▶ **STATED TASK**:
In the entries below, count every line with the word "市场剖析及展望". Return only the count.

Saved data entries
——————————

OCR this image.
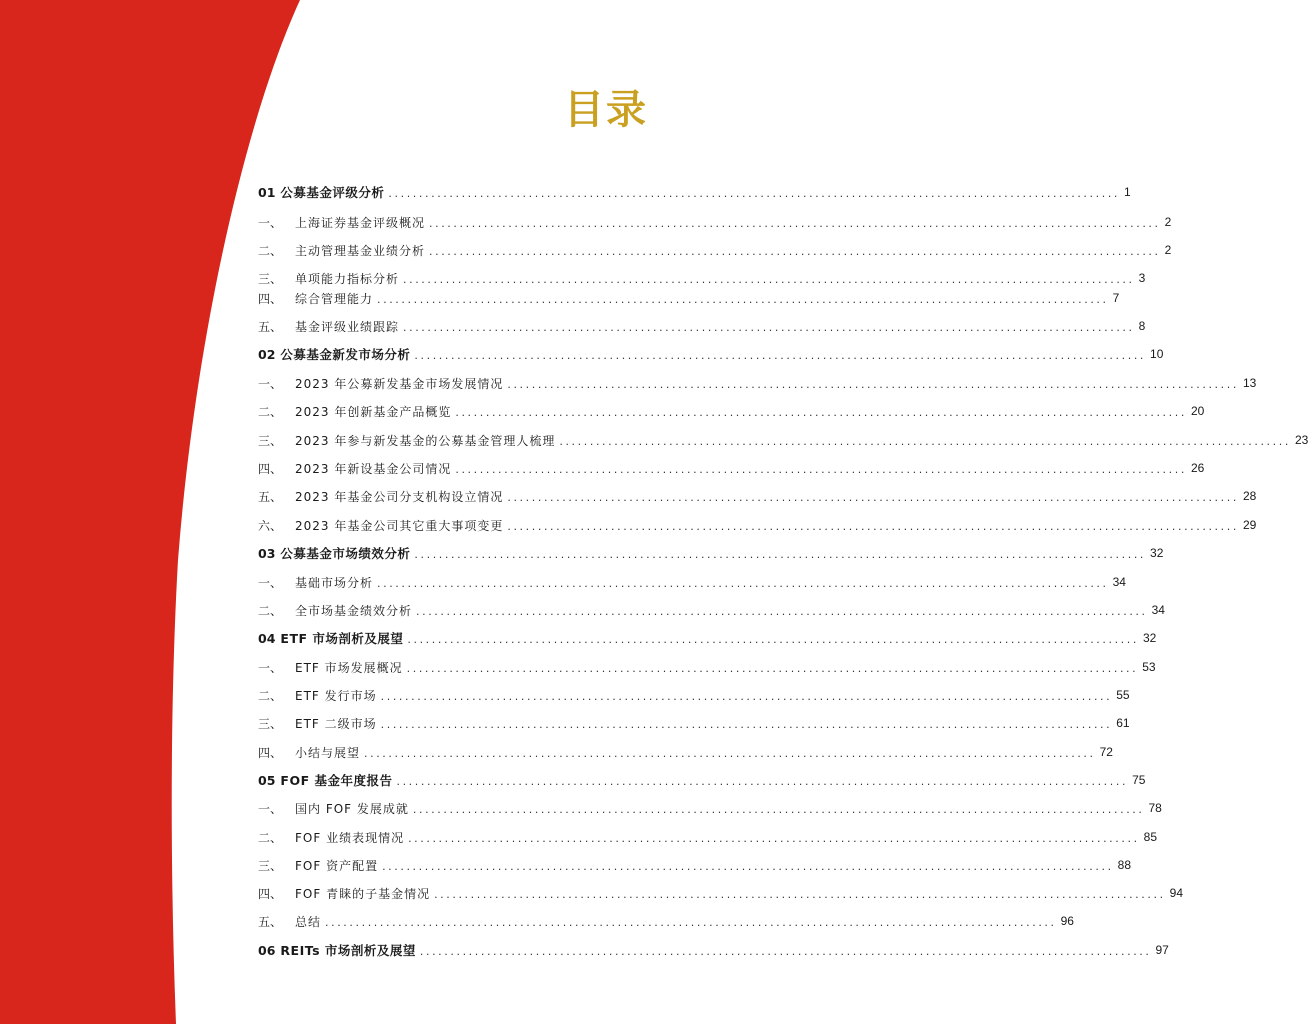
目录
01 公募基金评级分析 ........................................................................................................................ 1
一、	上海证券基金评级概况 ........................................................................................................................ 2
二、	主动管理基金业绩分析 ........................................................................................................................ 2
三、	单项能力指标分析 ........................................................................................................................ 3
四、	综合管理能力 ........................................................................................................................ 7
五、	基金评级业绩跟踪 ........................................................................................................................ 8
02 公募基金新发市场分析 ........................................................................................................................ 10
一、	2023 年公募新发基金市场发展情况 ........................................................................................................................ 13
二、	2023 年创新基金产品概览 ........................................................................................................................ 20
三、	2023 年参与新发基金的公募基金管理人梳理 ........................................................................................................................ 23
四、	2023 年新设基金公司情况 ........................................................................................................................ 26
五、	2023 年基金公司分支机构设立情况 ........................................................................................................................ 28
六、	2023 年基金公司其它重大事项变更 ........................................................................................................................ 29
03 公募基金市场绩效分析 ........................................................................................................................ 32
一、	基础市场分析 ........................................................................................................................ 34
二、	全市场基金绩效分析 ........................................................................................................................ 34
04 ETF 市场剖析及展望 ........................................................................................................................ 32
一、	ETF 市场发展概况 ........................................................................................................................ 53
二、	ETF 发行市场 ........................................................................................................................ 55
三、	ETF 二级市场 ........................................................................................................................ 61
四、	小结与展望 ........................................................................................................................ 72
05 FOF 基金年度报告 ........................................................................................................................ 75
一、	国内 FOF 发展成就 ........................................................................................................................ 78
二、	FOF 业绩表现情况 ........................................................................................................................ 85
三、	FOF 资产配置 ........................................................................................................................ 88
四、	FOF 青睐的子基金情况 ........................................................................................................................ 94
五、	总结 ........................................................................................................................ 96
06 REITs 市场剖析及展望 ........................................................................................................................ 97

——————————

▶ **EXERCISE SOLUTION**:
2